Lines of data:
START

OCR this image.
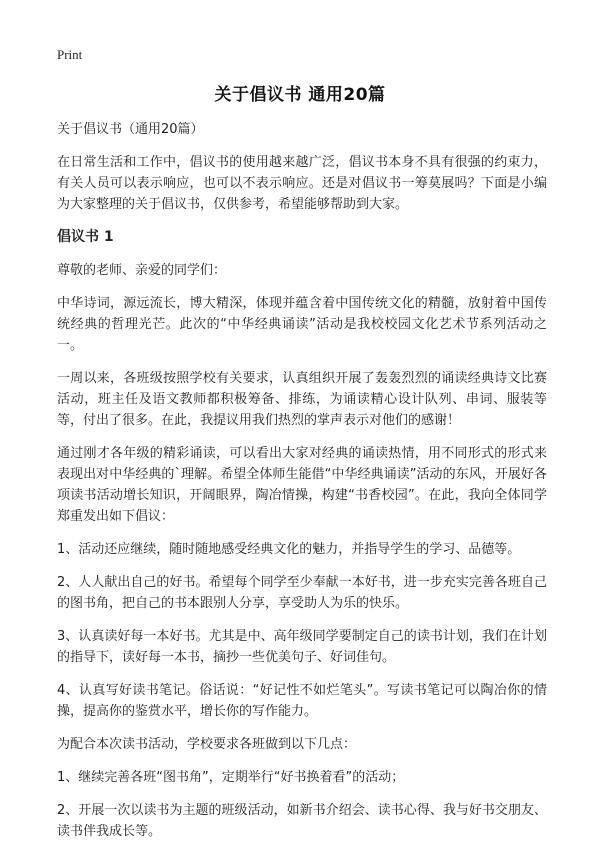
Print
关于倡议书 通用20篇

关于倡议书（通用20篇）

在日常生活和工作中，倡议书的使用越来越广泛，倡议书本身不具有很强的约束力，有关人员可以表示响应，也可以不表示响应。还是对倡议书一筹莫展吗？下面是小编为大家整理的关于倡议书，仅供参考，希望能够帮助到大家。

倡议书 1

尊敬的老师、亲爱的同学们：

中华诗词，源远流长，博大精深，体现并蕴含着中国传统文化的精髓，放射着中国传统经典的哲理光芒。此次的“中华经典诵读”活动是我校校园文化艺术节系列活动之一。

一周以来，各班级按照学校有关要求，认真组织开展了轰轰烈烈的诵读经典诗文比赛活动，班主任及语文教师都积极筹备、排练，为诵读精心设计队列、串词、服装等等，付出了很多。在此，我提议用我们热烈的掌声表示对他们的感谢！

通过刚才各年级的精彩诵读，可以看出大家对经典的诵读热情，用不同形式的形式来表现出对中华经典的`理解。希望全体师生能借“中华经典诵读”活动的东风，开展好各项读书活动增长知识，开阔眼界，陶冶情操，构建“书香校园”。在此，我向全体同学郑重发出如下倡议：

1、活动还应继续，随时随地感受经典文化的魅力，并指导学生的学习、品德等。

2、人人献出自己的好书。希望每个同学至少奉献一本好书，进一步充实完善各班自己的图书角，把自己的书本跟别人分享，享受助人为乐的快乐。

3、认真读好每一本好书。尤其是中、高年级同学要制定自己的读书计划，我们在计划的指导下，读好每一本书，摘抄一些优美句子、好词佳句。

4、认真写好读书笔记。俗话说：“好记性不如烂笔头”。写读书笔记可以陶冶你的情操，提高你的鉴赏水平，增长你的写作能力。

为配合本次读书活动，学校要求各班做到以下几点：

1、继续完善各班“图书角”，定期举行“好书换着看”的活动；

2、开展一次以读书为主题的班级活动，如新书介绍会、读书心得、我与好书交朋友、读书伴我成长等。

END

TASK INSTRUCTIONS:
Find the word "中华经典诵读" in the data and show each line that holds it.

TASK RESPONSE:
中华诗词，源远流长，博大精深，体现并蕴含着中国传统文化的精髓，放射着中国传统经典的哲理光芒。此次的“中华经典诵读”活动是我校校园文化艺术节系列活动之一。
通过刚才各年级的精彩诵读，可以看出大家对经典的诵读热情，用不同形式的形式来表现出对中华经典的`理解。希望全体师生能借“中华经典诵读”活动的东风，开展好各项读书活动增长知识，开阔眼界，陶冶情操，构建“书香校园”。在此，我向全体同学郑重发出如下倡议：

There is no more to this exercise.